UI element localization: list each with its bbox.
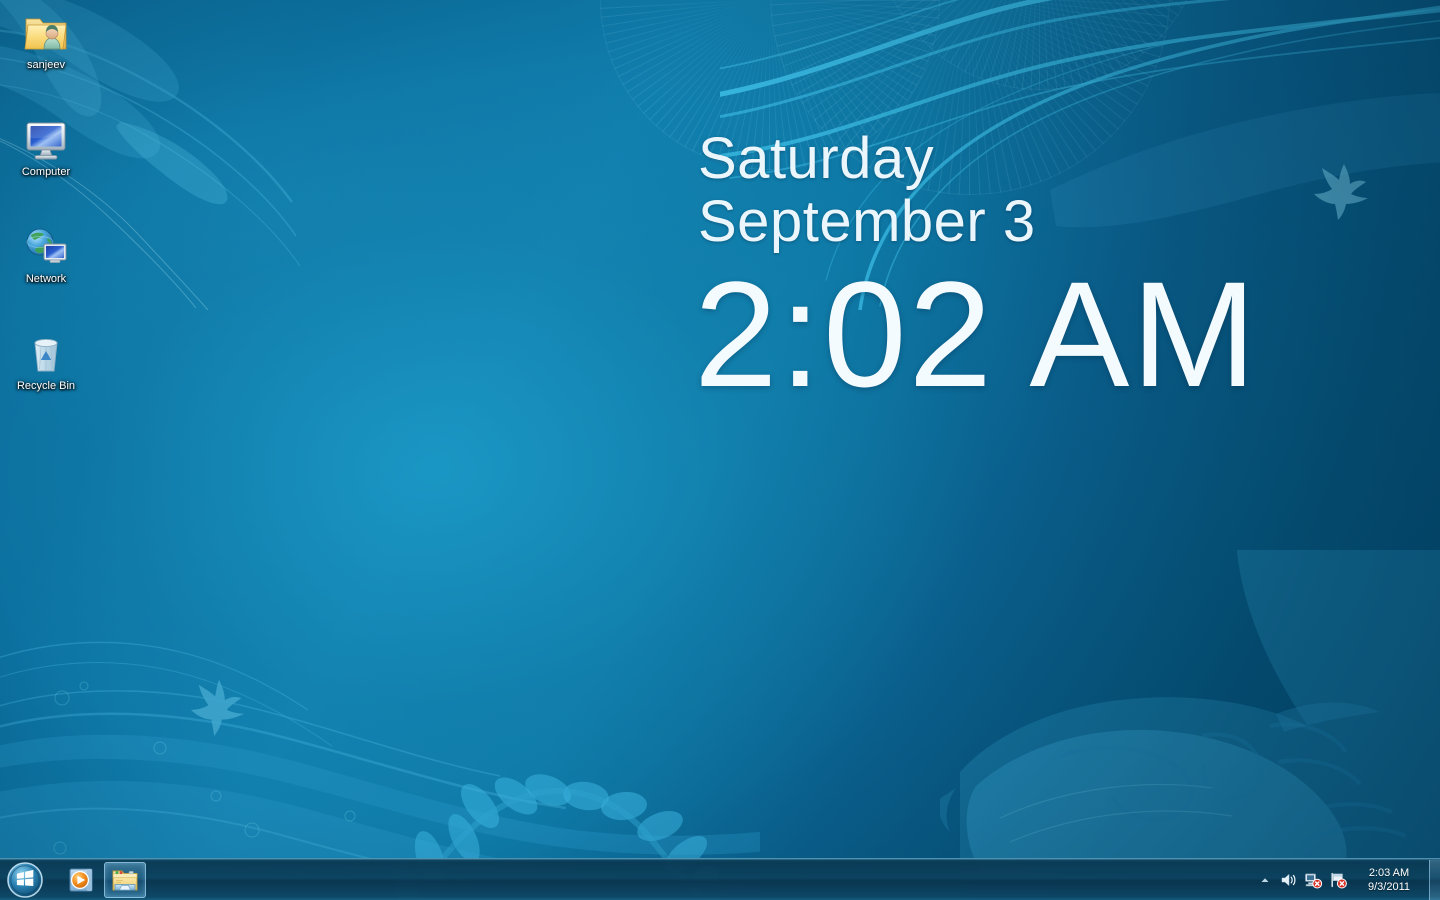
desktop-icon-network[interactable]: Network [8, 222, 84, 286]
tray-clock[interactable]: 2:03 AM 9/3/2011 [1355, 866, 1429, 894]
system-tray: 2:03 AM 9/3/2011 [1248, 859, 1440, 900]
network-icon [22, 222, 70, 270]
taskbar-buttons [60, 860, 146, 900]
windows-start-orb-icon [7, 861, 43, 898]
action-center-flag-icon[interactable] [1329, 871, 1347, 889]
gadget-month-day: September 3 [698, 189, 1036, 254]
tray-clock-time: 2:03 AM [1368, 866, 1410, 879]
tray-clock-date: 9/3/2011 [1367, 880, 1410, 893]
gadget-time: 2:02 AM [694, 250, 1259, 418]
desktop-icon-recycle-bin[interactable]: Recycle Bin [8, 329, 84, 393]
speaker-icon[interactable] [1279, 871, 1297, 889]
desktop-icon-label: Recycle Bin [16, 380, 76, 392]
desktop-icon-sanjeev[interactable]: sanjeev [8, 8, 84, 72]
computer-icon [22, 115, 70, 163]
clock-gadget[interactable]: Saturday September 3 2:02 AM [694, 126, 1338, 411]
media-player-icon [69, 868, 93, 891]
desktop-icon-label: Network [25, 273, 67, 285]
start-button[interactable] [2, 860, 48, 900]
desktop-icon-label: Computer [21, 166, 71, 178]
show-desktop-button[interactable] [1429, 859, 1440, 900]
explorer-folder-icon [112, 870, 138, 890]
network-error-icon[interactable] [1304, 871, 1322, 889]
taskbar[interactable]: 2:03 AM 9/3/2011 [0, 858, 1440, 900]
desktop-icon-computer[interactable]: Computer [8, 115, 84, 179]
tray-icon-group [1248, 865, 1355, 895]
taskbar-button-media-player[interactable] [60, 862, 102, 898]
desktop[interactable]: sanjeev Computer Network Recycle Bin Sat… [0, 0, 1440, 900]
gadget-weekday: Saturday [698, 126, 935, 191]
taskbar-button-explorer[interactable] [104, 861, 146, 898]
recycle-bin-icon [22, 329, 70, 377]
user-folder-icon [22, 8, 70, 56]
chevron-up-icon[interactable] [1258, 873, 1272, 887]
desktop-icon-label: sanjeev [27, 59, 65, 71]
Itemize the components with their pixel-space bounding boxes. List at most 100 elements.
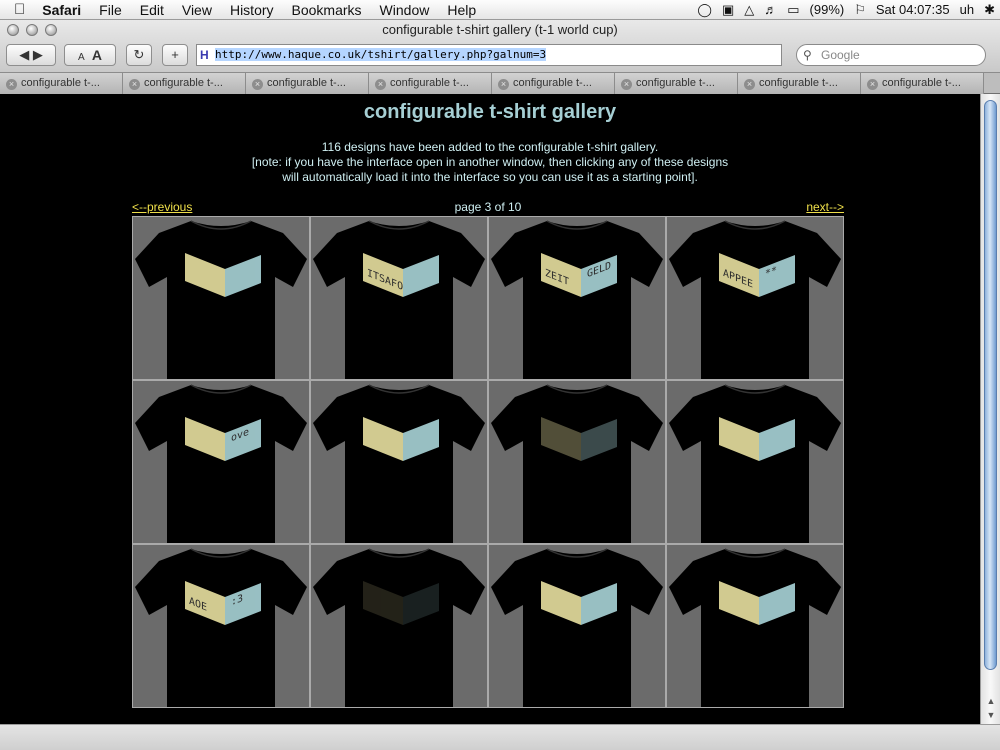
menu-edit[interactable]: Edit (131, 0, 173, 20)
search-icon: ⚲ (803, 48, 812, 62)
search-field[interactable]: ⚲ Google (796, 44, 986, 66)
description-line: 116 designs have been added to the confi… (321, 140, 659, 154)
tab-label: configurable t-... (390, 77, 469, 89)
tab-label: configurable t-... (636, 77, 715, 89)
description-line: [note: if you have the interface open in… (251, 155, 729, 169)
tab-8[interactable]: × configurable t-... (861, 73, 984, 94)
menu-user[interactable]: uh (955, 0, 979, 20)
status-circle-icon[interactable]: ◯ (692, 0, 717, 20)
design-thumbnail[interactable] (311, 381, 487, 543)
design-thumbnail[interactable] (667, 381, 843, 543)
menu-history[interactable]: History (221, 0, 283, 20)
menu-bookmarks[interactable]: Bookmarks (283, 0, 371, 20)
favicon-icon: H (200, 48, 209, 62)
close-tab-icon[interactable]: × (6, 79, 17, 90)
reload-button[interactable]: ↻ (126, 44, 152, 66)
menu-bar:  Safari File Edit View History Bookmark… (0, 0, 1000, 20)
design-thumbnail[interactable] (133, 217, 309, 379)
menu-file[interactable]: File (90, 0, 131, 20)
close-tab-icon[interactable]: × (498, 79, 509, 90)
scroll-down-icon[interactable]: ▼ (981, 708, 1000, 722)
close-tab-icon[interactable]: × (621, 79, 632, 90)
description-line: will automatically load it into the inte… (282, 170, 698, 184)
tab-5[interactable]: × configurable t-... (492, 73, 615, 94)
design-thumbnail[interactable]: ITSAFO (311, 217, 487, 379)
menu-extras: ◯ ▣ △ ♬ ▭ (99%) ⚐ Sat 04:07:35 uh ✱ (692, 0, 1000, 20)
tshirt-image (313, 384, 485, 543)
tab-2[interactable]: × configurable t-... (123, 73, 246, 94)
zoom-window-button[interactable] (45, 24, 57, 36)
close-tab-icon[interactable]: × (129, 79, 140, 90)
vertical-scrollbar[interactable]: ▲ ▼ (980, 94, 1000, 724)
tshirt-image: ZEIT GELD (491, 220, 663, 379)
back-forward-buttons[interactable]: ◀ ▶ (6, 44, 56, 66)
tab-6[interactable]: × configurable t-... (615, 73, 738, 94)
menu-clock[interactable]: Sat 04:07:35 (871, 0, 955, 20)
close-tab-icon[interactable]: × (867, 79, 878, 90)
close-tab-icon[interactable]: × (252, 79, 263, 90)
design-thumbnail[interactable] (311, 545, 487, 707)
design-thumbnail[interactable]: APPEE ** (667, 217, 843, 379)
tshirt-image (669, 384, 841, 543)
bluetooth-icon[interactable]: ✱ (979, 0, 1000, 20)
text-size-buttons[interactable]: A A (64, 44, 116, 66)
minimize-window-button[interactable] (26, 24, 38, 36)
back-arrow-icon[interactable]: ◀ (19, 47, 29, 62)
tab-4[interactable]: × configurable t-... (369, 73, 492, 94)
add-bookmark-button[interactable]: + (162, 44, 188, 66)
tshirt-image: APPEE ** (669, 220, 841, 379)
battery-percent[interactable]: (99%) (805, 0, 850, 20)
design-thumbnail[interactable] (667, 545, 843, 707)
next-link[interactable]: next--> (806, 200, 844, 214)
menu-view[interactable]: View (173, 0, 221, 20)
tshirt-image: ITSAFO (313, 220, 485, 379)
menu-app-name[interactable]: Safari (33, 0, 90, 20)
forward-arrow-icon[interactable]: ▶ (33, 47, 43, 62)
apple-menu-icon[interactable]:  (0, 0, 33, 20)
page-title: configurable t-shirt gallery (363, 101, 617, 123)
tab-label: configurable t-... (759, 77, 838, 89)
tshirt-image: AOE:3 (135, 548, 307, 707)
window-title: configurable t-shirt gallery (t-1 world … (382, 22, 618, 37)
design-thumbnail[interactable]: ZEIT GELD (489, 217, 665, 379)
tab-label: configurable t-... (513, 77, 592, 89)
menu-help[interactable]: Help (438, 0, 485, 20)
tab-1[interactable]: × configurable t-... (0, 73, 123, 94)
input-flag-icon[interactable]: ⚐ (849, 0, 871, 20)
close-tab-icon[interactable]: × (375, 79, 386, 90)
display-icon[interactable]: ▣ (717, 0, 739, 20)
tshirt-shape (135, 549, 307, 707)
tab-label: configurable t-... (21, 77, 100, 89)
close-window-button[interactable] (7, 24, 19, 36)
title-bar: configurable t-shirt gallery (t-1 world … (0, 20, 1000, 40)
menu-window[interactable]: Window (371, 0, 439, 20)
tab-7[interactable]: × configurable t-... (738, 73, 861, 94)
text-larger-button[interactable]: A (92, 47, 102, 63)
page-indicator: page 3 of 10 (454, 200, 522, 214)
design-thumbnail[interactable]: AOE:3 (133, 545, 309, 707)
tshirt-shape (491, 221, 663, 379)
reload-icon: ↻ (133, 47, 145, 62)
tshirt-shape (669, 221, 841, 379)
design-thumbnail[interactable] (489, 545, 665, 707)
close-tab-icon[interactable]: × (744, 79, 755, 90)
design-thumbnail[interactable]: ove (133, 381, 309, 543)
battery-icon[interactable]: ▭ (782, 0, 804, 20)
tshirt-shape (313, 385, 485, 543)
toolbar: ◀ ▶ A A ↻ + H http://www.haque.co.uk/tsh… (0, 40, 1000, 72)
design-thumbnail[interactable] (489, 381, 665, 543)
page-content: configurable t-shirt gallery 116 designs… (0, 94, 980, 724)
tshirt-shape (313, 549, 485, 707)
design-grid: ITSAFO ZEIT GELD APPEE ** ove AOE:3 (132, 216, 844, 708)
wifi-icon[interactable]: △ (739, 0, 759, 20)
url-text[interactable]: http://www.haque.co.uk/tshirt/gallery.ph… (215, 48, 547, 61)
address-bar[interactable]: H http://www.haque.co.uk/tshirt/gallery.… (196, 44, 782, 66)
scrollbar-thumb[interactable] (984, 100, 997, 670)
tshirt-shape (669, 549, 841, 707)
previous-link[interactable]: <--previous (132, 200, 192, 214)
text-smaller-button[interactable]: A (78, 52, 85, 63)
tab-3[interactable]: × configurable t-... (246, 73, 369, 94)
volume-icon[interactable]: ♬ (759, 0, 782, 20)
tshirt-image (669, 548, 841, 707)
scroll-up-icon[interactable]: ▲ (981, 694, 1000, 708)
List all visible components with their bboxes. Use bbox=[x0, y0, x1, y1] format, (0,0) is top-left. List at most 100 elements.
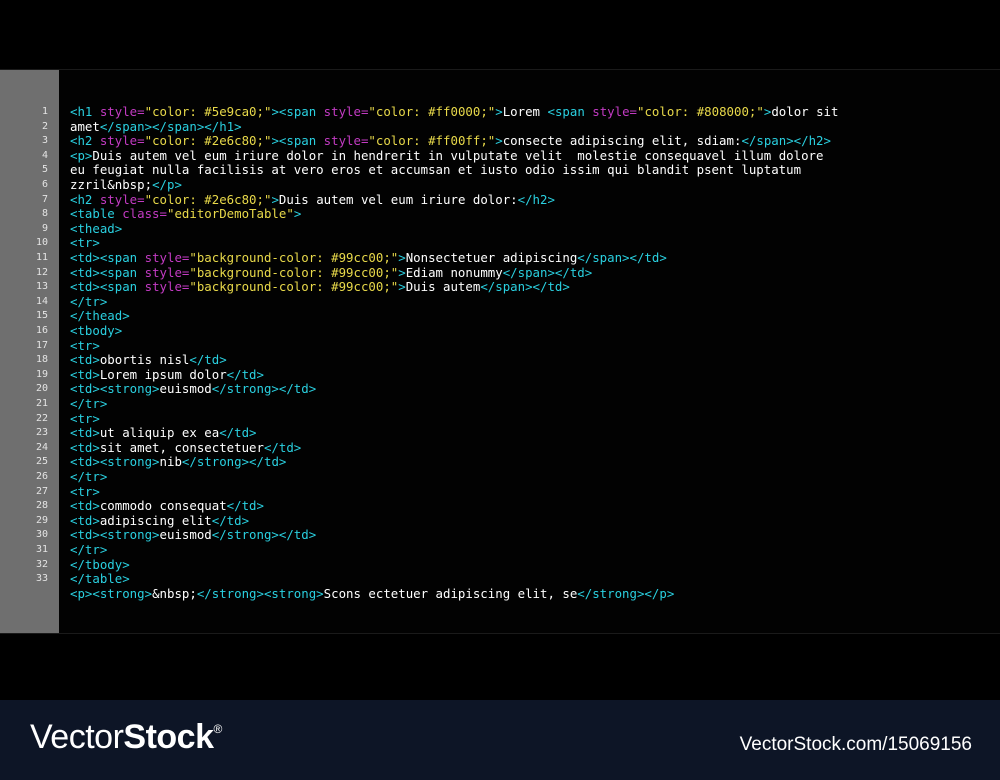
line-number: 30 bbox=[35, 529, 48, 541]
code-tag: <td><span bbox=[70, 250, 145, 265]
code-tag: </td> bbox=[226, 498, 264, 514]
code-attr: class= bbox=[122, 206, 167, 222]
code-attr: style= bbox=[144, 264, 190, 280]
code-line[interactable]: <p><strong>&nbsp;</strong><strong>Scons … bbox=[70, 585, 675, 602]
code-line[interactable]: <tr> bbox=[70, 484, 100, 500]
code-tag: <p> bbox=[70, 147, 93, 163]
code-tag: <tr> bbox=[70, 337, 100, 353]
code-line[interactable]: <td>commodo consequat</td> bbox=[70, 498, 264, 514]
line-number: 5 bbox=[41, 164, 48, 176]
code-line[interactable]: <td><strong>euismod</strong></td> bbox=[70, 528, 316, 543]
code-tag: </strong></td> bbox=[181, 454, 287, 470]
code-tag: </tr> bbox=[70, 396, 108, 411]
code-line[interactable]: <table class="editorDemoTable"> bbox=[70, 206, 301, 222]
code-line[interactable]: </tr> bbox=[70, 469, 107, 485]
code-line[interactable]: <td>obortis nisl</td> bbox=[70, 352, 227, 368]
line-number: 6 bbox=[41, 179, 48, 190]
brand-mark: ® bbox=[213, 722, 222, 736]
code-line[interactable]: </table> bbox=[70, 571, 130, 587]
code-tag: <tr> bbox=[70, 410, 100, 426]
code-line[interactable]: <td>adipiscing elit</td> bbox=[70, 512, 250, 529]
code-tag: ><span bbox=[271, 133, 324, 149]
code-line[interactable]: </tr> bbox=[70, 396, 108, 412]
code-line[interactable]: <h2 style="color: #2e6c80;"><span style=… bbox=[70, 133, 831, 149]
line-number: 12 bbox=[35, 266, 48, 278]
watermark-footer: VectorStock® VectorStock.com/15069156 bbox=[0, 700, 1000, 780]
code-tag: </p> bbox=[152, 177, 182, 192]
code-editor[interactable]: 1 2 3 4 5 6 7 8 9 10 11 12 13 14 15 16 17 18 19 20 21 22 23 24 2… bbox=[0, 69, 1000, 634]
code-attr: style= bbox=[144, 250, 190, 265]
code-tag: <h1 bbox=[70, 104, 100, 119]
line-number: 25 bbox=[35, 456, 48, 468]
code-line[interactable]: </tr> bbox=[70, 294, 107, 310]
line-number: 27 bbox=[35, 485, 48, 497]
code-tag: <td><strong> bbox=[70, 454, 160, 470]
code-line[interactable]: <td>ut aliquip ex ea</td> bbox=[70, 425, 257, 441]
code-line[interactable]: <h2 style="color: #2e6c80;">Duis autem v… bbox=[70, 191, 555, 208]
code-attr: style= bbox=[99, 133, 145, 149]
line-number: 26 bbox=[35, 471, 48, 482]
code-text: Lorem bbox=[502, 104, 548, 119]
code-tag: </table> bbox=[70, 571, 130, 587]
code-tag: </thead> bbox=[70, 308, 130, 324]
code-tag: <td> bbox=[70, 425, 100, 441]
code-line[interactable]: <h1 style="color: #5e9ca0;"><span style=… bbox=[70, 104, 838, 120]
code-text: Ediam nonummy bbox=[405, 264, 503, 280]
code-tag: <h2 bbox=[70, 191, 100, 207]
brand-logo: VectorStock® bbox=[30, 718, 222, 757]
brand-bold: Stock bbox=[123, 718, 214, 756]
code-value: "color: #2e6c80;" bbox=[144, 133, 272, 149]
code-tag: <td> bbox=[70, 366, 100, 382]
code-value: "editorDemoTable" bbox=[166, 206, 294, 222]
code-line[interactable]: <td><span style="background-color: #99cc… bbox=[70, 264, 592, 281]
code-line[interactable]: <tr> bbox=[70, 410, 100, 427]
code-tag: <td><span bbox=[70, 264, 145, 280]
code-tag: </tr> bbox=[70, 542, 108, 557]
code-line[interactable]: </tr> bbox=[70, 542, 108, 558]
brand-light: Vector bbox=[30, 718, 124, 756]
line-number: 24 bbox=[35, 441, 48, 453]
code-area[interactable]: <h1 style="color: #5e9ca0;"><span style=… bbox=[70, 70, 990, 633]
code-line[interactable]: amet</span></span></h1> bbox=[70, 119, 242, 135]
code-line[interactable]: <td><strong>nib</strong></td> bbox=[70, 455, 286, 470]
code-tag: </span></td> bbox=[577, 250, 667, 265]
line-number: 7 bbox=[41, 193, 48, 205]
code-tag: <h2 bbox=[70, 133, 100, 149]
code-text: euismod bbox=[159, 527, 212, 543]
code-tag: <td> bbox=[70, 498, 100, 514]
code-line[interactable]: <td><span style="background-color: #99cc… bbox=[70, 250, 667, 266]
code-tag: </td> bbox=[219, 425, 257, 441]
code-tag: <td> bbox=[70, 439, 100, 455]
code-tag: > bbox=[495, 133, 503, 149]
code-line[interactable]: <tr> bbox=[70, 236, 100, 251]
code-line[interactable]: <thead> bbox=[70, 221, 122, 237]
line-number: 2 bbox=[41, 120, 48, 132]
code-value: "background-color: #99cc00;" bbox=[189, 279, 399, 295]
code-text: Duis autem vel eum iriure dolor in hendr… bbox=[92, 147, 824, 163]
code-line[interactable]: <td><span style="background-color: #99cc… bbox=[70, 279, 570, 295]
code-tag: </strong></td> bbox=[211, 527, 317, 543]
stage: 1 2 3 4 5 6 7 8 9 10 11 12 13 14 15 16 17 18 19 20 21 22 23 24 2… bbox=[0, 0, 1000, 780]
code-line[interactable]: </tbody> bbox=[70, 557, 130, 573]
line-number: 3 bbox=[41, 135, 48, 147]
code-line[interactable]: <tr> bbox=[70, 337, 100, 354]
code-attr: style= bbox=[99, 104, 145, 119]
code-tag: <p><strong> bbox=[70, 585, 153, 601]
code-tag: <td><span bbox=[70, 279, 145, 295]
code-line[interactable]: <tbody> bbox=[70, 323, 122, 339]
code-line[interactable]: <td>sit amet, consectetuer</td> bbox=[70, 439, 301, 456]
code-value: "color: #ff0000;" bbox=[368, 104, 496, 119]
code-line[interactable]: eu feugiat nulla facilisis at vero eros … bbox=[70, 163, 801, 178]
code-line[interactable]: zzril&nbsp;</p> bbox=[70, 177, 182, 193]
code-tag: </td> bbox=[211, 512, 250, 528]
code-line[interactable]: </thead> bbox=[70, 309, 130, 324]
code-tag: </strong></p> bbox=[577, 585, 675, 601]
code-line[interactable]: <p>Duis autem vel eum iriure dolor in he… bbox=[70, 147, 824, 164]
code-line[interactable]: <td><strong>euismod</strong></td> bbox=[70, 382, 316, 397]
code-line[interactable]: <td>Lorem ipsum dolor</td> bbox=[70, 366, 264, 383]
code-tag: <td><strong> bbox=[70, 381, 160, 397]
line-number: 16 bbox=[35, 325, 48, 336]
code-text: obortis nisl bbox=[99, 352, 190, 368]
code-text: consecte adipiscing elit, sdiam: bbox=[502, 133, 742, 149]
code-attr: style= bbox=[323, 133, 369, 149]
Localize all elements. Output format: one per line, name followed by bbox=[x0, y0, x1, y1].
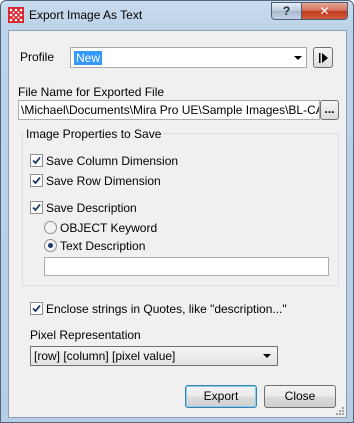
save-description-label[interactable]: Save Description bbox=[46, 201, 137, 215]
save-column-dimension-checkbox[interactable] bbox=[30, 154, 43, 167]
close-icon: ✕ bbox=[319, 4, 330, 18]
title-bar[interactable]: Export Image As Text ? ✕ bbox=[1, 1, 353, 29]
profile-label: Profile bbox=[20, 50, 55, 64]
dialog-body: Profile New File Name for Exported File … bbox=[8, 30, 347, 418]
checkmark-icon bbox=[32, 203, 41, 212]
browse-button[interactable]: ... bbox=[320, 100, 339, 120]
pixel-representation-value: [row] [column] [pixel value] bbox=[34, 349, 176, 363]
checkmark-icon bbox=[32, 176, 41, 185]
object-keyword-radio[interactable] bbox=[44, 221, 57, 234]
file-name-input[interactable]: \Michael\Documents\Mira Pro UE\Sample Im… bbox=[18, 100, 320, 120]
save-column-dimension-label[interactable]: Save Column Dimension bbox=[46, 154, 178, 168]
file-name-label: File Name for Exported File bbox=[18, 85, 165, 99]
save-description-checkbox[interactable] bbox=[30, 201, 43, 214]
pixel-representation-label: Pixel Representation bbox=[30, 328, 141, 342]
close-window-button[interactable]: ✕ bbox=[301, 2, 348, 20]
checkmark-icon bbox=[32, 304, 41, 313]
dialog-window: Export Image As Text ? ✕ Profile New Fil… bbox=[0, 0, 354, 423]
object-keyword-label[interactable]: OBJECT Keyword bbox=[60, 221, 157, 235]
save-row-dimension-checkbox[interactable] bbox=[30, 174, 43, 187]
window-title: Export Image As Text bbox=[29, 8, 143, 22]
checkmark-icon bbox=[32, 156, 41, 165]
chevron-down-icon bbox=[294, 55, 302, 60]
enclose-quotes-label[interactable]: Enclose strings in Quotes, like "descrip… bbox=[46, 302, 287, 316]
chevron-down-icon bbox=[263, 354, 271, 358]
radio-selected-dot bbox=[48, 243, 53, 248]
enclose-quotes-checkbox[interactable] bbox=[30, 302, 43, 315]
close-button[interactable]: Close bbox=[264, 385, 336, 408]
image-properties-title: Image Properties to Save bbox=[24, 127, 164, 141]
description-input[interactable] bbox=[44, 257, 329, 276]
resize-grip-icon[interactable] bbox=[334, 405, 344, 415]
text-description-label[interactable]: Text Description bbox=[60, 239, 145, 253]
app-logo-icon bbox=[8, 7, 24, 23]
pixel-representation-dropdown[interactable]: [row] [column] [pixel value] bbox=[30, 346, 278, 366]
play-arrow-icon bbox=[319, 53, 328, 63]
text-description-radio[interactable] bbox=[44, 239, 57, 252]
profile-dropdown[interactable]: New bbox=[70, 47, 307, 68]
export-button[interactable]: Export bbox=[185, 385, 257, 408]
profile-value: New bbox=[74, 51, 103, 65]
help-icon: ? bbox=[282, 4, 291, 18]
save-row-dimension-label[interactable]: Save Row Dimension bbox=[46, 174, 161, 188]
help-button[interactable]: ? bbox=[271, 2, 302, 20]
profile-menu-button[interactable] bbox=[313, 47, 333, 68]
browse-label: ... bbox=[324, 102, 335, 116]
=======
(Request) Can you echo the data from the line with "line-number: 30 bbox=[35, 529, 48, 541]" up to and including the line with "line-number: 5 bbox=[41, 164, 48, 176]"?

(Problem solution)
line-number: 30 bbox=[35, 529, 48, 541]
code-tag: <td><span bbox=[70, 250, 145, 265]
code-tag: </td> bbox=[226, 498, 264, 514]
code-attr: class= bbox=[122, 206, 167, 222]
code-attr: style= bbox=[144, 264, 190, 280]
code-line[interactable]: <p><strong>&nbsp;</strong><strong>Scons … bbox=[70, 585, 675, 602]
code-line[interactable]: <tr> bbox=[70, 484, 100, 500]
code-tag: <p> bbox=[70, 147, 93, 163]
code-tag: <tr> bbox=[70, 337, 100, 353]
code-line[interactable]: <td>commodo consequat</td> bbox=[70, 498, 264, 514]
line-number: 5 bbox=[41, 164, 48, 176]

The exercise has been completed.